EXERCISE AIM: Reproduce the line containing "Transcribe this image's" exactly, along with each line after it through the end of the data; pictures are left out.

******************************

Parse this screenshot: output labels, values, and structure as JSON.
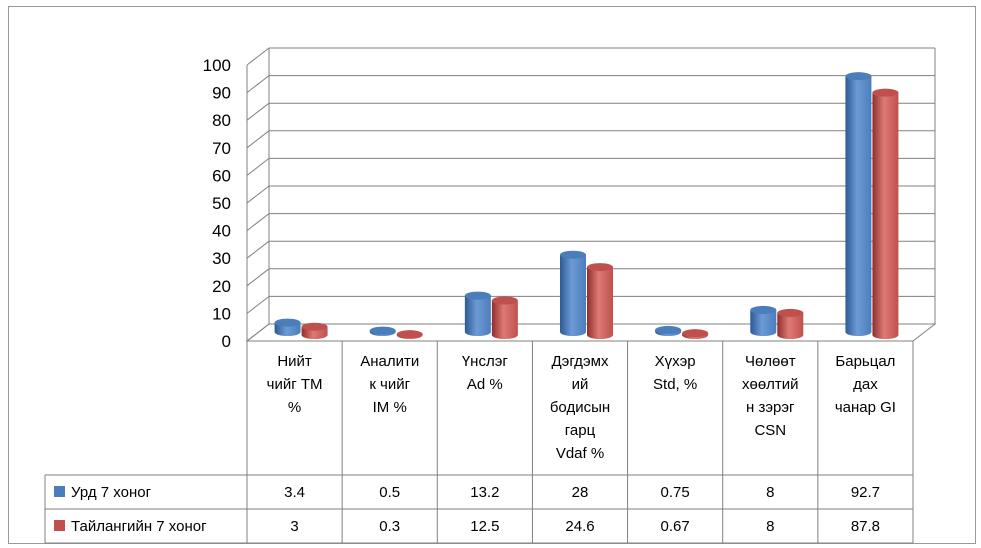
{
  "chart_data": {
    "type": "bar",
    "style": "3d-cylinder",
    "ylim": [
      0,
      100
    ],
    "yticks": [
      "0",
      "10",
      "20",
      "30",
      "40",
      "50",
      "60",
      "70",
      "80",
      "90",
      "100"
    ],
    "categories": [
      [
        "Нийт",
        "чийг TM",
        "%"
      ],
      [
        "Аналити",
        "к чийг",
        "IM %"
      ],
      [
        "Үнслэг",
        "Ad %"
      ],
      [
        "Дэгдэмх",
        "ий",
        "бодисын",
        "гарц",
        "Vdaf %"
      ],
      [
        "Хүхэр",
        "Std, %"
      ],
      [
        "Чөлөөт",
        "хөөлтий",
        "н зэрэг",
        "CSN"
      ],
      [
        "Барьцал",
        "дах",
        "чанар GI"
      ]
    ],
    "series": [
      {
        "name": "Урд 7 хоног",
        "color": "#4a7ebb",
        "values": [
          3.4,
          0.5,
          13.2,
          28,
          0.75,
          8,
          92.7
        ],
        "labels": [
          "3.4",
          "0.5",
          "13.2",
          "28",
          "0.75",
          "8",
          "92.7"
        ]
      },
      {
        "name": "Тайлангийн 7 хоног",
        "color": "#c0504d",
        "values": [
          3,
          0.3,
          12.5,
          24.6,
          0.67,
          8,
          87.8
        ],
        "labels": [
          "3",
          "0.3",
          "12.5",
          "24.6",
          "0.67",
          "8",
          "87.8"
        ]
      }
    ],
    "legend": "data-table",
    "grid": true
  }
}
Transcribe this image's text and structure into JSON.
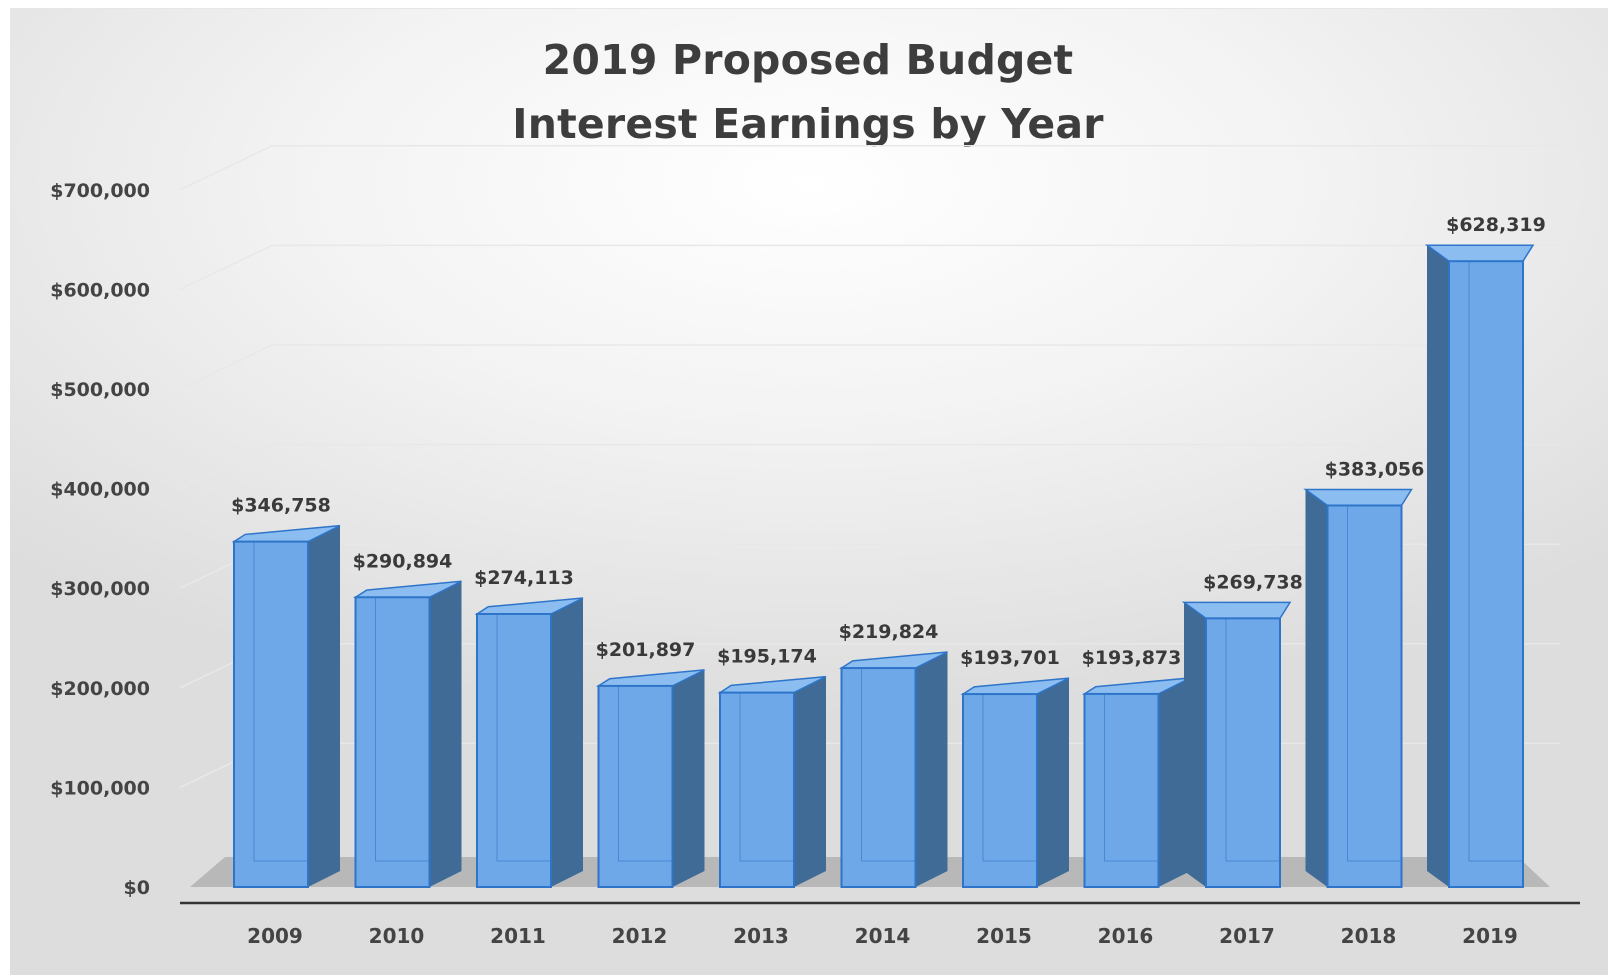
{
  "chart_data": {
    "type": "bar",
    "title": [
      "2019 Proposed Budget",
      "Interest Earnings by Year"
    ],
    "categories": [
      "2009",
      "2010",
      "2011",
      "2012",
      "2013",
      "2014",
      "2015",
      "2016",
      "2017",
      "2018",
      "2019"
    ],
    "values": [
      346758,
      290894,
      274113,
      201897,
      195174,
      219824,
      193701,
      193873,
      269738,
      383056,
      628319
    ],
    "data_labels": [
      "$346,758",
      "$290,894",
      "$274,113",
      "$201,897",
      "$195,174",
      "$219,824",
      "$193,701",
      "$193,873",
      "$269,738",
      "$383,056",
      "$628,319"
    ],
    "y_ticks": [
      "$0",
      "$100,000",
      "$200,000",
      "$300,000",
      "$400,000",
      "$500,000",
      "$600,000",
      "$700,000"
    ],
    "ylim": [
      0,
      700000
    ],
    "xlabel": "",
    "ylabel": "",
    "grid": true,
    "legend": "none",
    "style": "3d-column",
    "colors": {
      "bar_front": "#6fa8e8",
      "bar_front_edge": "#2e75c9",
      "bar_side": "#3f6b96",
      "bar_top": "#8cbdf0",
      "floor": "#b8b8b8",
      "grid": "#e8e8e8"
    }
  }
}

******************************

TASK SOLUTION:
Transcribe this image's text and structure into JSON.
{
  "chart_data": {
    "type": "bar",
    "title": [
      "2019 Proposed Budget",
      "Interest Earnings by Year"
    ],
    "categories": [
      "2009",
      "2010",
      "2011",
      "2012",
      "2013",
      "2014",
      "2015",
      "2016",
      "2017",
      "2018",
      "2019"
    ],
    "values": [
      346758,
      290894,
      274113,
      201897,
      195174,
      219824,
      193701,
      193873,
      269738,
      383056,
      628319
    ],
    "data_labels": [
      "$346,758",
      "$290,894",
      "$274,113",
      "$201,897",
      "$195,174",
      "$219,824",
      "$193,701",
      "$193,873",
      "$269,738",
      "$383,056",
      "$628,319"
    ],
    "y_ticks": [
      "$0",
      "$100,000",
      "$200,000",
      "$300,000",
      "$400,000",
      "$500,000",
      "$600,000",
      "$700,000"
    ],
    "ylim": [
      0,
      700000
    ],
    "xlabel": "",
    "ylabel": "",
    "grid": true,
    "legend": "none",
    "style": "3d-column",
    "colors": {
      "bar_front": "#6fa8e8",
      "bar_front_edge": "#2e75c9",
      "bar_side": "#3f6b96",
      "bar_top": "#8cbdf0",
      "floor": "#b8b8b8",
      "grid": "#e8e8e8"
    }
  }
}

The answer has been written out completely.